--- Start of RECORDS SHOWN ---

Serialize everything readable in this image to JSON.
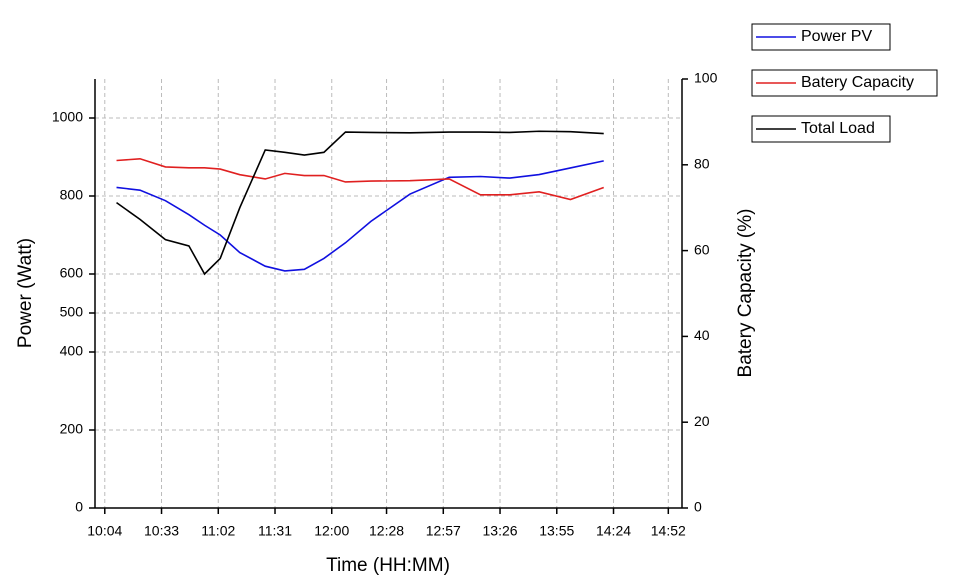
{
  "chart_data": {
    "type": "line",
    "x_label": "Time (HH:MM)",
    "y_label": "Power (Watt)",
    "y2_label": "Batery Capacity (%)",
    "x": [
      610,
      622,
      635,
      647,
      655,
      663,
      673,
      686,
      696,
      706,
      716,
      727,
      740,
      760,
      780,
      796,
      811,
      826,
      842,
      859
    ],
    "xlim": [
      599,
      899
    ],
    "xticks": [
      {
        "value": 604,
        "label": "10:04"
      },
      {
        "value": 633,
        "label": "10:33"
      },
      {
        "value": 662,
        "label": "11:02"
      },
      {
        "value": 691,
        "label": "11:31"
      },
      {
        "value": 720,
        "label": "12:00"
      },
      {
        "value": 748,
        "label": "12:28"
      },
      {
        "value": 777,
        "label": "12:57"
      },
      {
        "value": 806,
        "label": "13:26"
      },
      {
        "value": 835,
        "label": "13:55"
      },
      {
        "value": 864,
        "label": "14:24"
      },
      {
        "value": 892,
        "label": "14:52"
      }
    ],
    "ylim": [
      0,
      1100
    ],
    "yticks": [
      0,
      200,
      400,
      500,
      600,
      800,
      1000
    ],
    "y2lim": [
      0,
      100
    ],
    "y2ticks": [
      0,
      20,
      40,
      60,
      80,
      100
    ],
    "grid": true,
    "legend": "upper right outside",
    "series": [
      {
        "name": "Power PV",
        "color": "#1010e0",
        "values": [
          822,
          815,
          788,
          752,
          725,
          700,
          655,
          620,
          608,
          612,
          640,
          680,
          735,
          805,
          848,
          850,
          846,
          855,
          872,
          890
        ]
      },
      {
        "name": "Batery Capacity",
        "color": "#e02020",
        "axis": "y2",
        "values": [
          81,
          81.4,
          79.5,
          79.3,
          79.3,
          79,
          77.7,
          76.7,
          78,
          77.5,
          77.5,
          76,
          76.2,
          76.3,
          76.7,
          73,
          73,
          73.7,
          71.9,
          74.7
        ]
      },
      {
        "name": "Total Load",
        "color": "#000000",
        "values": [
          783,
          740,
          688,
          672,
          600,
          640,
          770,
          918,
          912,
          905,
          912,
          964,
          963,
          962,
          964,
          964,
          963,
          966,
          965,
          960
        ]
      }
    ]
  }
}
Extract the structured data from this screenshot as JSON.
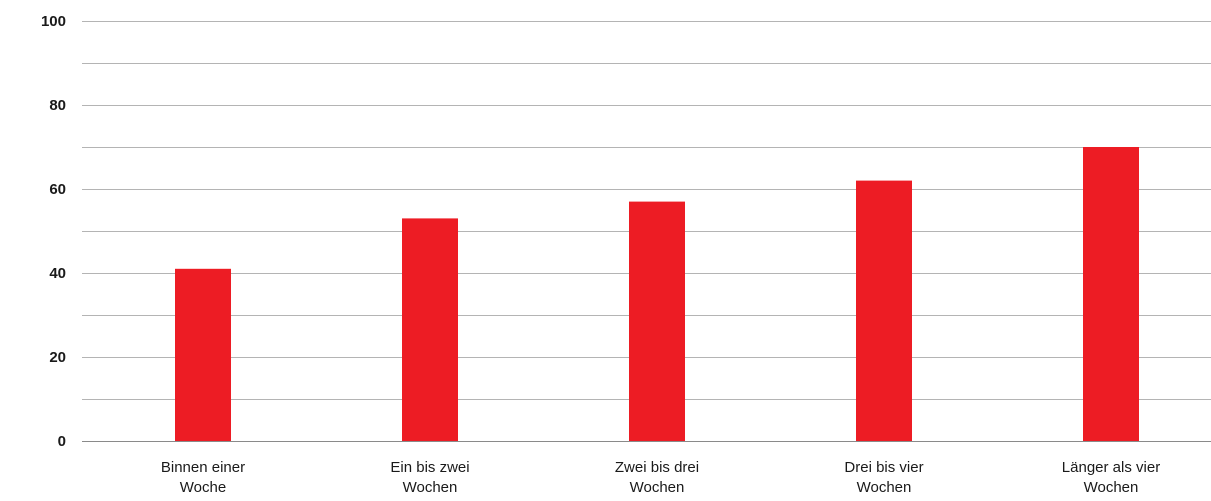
{
  "chart_data": {
    "type": "bar",
    "title": "",
    "xlabel": "",
    "ylabel": "",
    "categories": [
      [
        "Binnen einer",
        "Woche"
      ],
      [
        "Ein bis zwei",
        "Wochen"
      ],
      [
        "Zwei bis drei",
        "Wochen"
      ],
      [
        "Drei bis vier",
        "Wochen"
      ],
      [
        "Länger als vier",
        "Wochen"
      ]
    ],
    "values": [
      41,
      53,
      57,
      62,
      70
    ],
    "ylim": [
      0,
      100
    ],
    "yticks": [
      0,
      20,
      40,
      60,
      80,
      100
    ],
    "minor_gridlines": [
      10,
      30,
      50,
      70,
      90
    ],
    "grid": true,
    "legend": "none",
    "colors": {
      "bar": "#ed1c24",
      "grid": "#b4b4b4",
      "text": "#1a1a1a"
    }
  }
}
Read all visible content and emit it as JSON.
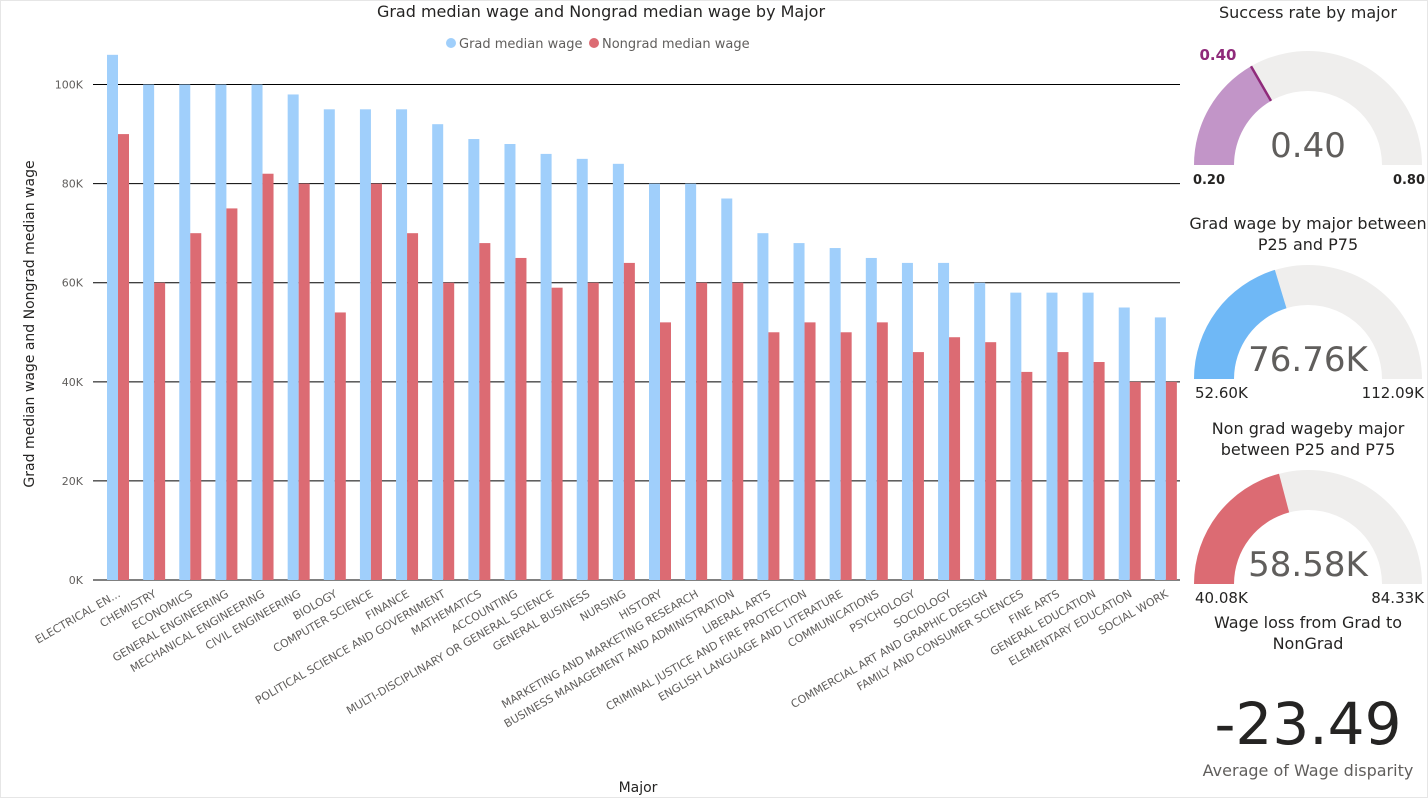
{
  "colors": {
    "grad": "#a0cffb",
    "nongrad": "#dc6b73",
    "success_fill": "#c295c8",
    "success_needle": "#8f2a7a",
    "grad_gauge_fill": "#6fb8f6",
    "nongrad_gauge_fill": "#dc6b73",
    "gauge_track": "#efeeed",
    "gridline": "#000000"
  },
  "chart_data": {
    "type": "bar",
    "title": "Grad median wage and Nongrad median wage by Major",
    "xlabel": "Major",
    "ylabel": "Grad median wage and Nongrad median wage",
    "ylim": [
      0,
      110000
    ],
    "yticks": [
      0,
      20000,
      40000,
      60000,
      80000,
      100000
    ],
    "ytick_labels": [
      "0K",
      "20K",
      "40K",
      "60K",
      "80K",
      "100K"
    ],
    "grid": true,
    "legend_position": "top-center",
    "categories": [
      "ELECTRICAL EN...",
      "CHEMISTRY",
      "ECONOMICS",
      "GENERAL ENGINEERING",
      "MECHANICAL ENGINEERING",
      "CIVIL ENGINEERING",
      "BIOLOGY",
      "COMPUTER SCIENCE",
      "FINANCE",
      "POLITICAL SCIENCE AND GOVERNMENT",
      "MATHEMATICS",
      "ACCOUNTING",
      "MULTI-DISCIPLINARY OR GENERAL SCIENCE",
      "GENERAL BUSINESS",
      "NURSING",
      "HISTORY",
      "MARKETING AND MARKETING RESEARCH",
      "BUSINESS MANAGEMENT AND ADMINISTRATION",
      "LIBERAL ARTS",
      "CRIMINAL JUSTICE AND FIRE PROTECTION",
      "ENGLISH LANGUAGE AND LITERATURE",
      "COMMUNICATIONS",
      "PSYCHOLOGY",
      "SOCIOLOGY",
      "COMMERCIAL ART AND GRAPHIC DESIGN",
      "FAMILY AND CONSUMER SCIENCES",
      "FINE ARTS",
      "GENERAL EDUCATION",
      "ELEMENTARY EDUCATION",
      "SOCIAL WORK"
    ],
    "series": [
      {
        "name": "Grad median wage",
        "values": [
          106000,
          100000,
          100000,
          100000,
          100000,
          98000,
          95000,
          95000,
          95000,
          92000,
          89000,
          88000,
          86000,
          85000,
          84000,
          80000,
          80000,
          77000,
          70000,
          68000,
          67000,
          65000,
          64000,
          64000,
          60000,
          58000,
          58000,
          58000,
          55000,
          53000
        ]
      },
      {
        "name": "Nongrad median wage",
        "values": [
          90000,
          60000,
          70000,
          75000,
          82000,
          80000,
          54000,
          80000,
          70000,
          60000,
          68000,
          65000,
          59000,
          60000,
          64000,
          52000,
          60000,
          60000,
          50000,
          52000,
          50000,
          52000,
          46000,
          49000,
          48000,
          42000,
          46000,
          44000,
          40000,
          40000
        ]
      }
    ]
  },
  "gauges": [
    {
      "title": "Success rate by major",
      "value": 0.4,
      "min": 0.2,
      "max": 0.8,
      "value_label": "0.40",
      "min_label": "0.20",
      "max_label": "0.80",
      "target_label": "0.40",
      "target": 0.4
    },
    {
      "title": "Grad wage by major between P25 and P75",
      "value": 76760,
      "min": 52600,
      "max": 112090,
      "value_label": "76.76K",
      "min_label": "52.60K",
      "max_label": "112.09K"
    },
    {
      "title": "Non grad wageby major between P25 and P75",
      "value": 58580,
      "min": 40080,
      "max": 84330,
      "value_label": "58.58K",
      "min_label": "40.08K",
      "max_label": "84.33K"
    }
  ],
  "kpi": {
    "title": "Wage loss from Grad to NonGrad",
    "value": "-23.49",
    "caption": "Average of Wage disparity"
  }
}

--- End of RECORDS SHOWN ---

_WHAT YOU NEED TO DO_
Check each line of the records above for the string "Batery", and report every line that has it.

_EXPECTED OUTPUT_
    "y2_label": "Batery Capacity (%)",
        "name": "Batery Capacity",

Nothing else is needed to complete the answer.